* Written request
Where a line holds the string "сельсовет", return that line.

* Data for this task

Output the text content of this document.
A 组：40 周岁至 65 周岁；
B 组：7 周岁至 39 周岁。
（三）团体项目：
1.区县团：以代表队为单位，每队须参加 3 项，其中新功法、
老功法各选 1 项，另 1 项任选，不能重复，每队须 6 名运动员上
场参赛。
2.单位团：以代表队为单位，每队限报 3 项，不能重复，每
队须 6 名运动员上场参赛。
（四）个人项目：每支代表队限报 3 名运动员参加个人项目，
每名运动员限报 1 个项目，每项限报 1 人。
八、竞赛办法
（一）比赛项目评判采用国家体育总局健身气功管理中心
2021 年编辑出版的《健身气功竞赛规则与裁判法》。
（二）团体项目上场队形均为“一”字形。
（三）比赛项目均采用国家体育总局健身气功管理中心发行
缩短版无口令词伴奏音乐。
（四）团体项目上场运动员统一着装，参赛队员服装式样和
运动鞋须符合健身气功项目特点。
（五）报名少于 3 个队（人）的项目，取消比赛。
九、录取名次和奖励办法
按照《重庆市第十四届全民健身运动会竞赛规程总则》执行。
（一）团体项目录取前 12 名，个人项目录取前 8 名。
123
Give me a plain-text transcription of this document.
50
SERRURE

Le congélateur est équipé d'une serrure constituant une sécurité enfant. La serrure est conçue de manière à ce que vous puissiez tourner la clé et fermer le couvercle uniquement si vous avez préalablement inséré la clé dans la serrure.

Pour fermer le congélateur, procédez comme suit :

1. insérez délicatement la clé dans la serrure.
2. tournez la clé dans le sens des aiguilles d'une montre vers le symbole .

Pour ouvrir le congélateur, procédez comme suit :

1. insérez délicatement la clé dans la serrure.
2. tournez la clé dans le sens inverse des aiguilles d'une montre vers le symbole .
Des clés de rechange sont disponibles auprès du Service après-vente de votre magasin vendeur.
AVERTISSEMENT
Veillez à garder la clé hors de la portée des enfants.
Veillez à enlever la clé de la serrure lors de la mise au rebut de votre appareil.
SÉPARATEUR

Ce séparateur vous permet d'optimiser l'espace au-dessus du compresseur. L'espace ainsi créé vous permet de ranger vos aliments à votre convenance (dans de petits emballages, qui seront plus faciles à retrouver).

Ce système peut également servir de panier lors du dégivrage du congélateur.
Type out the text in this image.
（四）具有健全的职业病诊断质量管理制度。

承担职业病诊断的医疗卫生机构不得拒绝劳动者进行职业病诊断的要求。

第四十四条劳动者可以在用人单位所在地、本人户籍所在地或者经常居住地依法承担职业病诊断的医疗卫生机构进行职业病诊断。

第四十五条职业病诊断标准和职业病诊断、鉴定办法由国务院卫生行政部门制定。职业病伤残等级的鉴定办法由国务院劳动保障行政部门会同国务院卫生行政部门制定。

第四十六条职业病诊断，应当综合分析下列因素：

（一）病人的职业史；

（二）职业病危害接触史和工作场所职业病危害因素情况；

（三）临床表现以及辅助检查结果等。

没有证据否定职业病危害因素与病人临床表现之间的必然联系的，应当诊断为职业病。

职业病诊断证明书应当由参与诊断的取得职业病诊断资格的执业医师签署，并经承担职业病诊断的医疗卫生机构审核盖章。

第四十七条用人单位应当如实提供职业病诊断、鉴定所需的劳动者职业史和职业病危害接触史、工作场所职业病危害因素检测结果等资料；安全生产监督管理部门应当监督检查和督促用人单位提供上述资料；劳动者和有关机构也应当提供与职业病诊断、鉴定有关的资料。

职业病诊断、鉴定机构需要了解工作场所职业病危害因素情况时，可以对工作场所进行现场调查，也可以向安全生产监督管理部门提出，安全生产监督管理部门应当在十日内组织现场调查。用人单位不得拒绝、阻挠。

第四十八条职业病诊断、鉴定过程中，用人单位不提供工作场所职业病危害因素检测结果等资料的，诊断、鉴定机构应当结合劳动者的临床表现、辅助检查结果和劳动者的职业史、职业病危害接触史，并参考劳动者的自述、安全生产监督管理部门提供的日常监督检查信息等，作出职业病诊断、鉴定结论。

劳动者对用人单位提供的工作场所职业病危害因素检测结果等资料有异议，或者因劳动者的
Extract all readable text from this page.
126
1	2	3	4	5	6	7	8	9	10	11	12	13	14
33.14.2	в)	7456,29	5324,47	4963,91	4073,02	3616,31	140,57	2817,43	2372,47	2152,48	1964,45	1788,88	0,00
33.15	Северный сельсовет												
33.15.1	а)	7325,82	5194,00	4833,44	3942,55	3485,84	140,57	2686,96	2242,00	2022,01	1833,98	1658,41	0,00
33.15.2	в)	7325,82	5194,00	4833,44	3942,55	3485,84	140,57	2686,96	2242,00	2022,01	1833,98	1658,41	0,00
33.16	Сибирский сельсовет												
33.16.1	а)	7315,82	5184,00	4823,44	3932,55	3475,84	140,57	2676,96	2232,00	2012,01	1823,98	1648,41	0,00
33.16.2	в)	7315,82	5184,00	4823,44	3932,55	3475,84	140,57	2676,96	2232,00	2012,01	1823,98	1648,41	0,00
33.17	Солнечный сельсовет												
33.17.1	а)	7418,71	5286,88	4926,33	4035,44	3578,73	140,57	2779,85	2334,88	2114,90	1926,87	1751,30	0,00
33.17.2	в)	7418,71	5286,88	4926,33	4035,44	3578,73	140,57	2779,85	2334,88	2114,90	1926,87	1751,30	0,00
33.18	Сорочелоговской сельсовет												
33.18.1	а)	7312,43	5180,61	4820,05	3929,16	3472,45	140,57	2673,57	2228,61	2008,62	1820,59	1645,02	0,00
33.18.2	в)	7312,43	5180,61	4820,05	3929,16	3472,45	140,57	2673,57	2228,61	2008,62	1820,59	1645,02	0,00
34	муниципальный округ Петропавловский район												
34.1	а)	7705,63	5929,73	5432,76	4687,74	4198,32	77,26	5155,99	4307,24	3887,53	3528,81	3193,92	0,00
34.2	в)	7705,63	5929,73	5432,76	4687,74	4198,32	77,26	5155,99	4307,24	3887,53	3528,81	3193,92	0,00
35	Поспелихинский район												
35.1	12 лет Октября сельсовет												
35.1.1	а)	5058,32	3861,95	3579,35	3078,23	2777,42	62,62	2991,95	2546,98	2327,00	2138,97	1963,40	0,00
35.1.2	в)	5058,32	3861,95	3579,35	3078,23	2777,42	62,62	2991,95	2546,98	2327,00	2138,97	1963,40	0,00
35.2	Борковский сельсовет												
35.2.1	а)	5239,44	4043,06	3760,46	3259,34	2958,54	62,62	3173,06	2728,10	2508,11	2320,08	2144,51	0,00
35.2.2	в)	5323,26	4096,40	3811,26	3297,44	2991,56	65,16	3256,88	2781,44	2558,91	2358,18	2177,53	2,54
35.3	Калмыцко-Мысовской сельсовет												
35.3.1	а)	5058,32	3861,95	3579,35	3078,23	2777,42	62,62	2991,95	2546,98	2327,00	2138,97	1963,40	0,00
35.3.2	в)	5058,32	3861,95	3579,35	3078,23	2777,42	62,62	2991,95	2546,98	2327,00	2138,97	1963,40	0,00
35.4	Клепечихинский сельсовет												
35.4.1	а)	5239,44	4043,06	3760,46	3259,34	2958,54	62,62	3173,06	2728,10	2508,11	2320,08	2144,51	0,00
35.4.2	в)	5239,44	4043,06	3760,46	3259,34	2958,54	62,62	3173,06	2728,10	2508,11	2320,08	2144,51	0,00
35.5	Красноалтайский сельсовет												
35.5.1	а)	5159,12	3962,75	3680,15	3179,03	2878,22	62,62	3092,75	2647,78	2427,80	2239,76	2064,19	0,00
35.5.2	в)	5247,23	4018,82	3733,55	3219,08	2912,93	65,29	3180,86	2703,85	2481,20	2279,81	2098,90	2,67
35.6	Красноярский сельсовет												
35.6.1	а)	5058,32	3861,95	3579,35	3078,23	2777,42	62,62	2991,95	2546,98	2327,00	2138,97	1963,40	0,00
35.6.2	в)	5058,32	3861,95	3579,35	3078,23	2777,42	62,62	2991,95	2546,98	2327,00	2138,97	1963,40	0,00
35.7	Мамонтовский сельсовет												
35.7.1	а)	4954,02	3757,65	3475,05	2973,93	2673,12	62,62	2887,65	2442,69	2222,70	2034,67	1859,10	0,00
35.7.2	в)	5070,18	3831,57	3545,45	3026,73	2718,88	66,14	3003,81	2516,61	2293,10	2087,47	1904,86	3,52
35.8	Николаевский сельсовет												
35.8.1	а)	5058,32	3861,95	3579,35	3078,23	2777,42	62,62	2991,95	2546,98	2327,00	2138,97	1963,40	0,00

* Complete output
33.15	Северный сельсовет												
33.16	Сибирский сельсовет												
33.17	Солнечный сельсовет												
33.18	Сорочелоговской сельсовет												
35.1	12 лет Октября сельсовет												
35.2	Борковский сельсовет												
35.3	Калмыцко-Мысовской сельсовет												
35.4	Клепечихинский сельсовет												
35.5	Красноалтайский сельсовет												
35.6	Красноярский сельсовет												
35.7	Мамонтовский сельсовет												
35.8	Николаевский сельсовет												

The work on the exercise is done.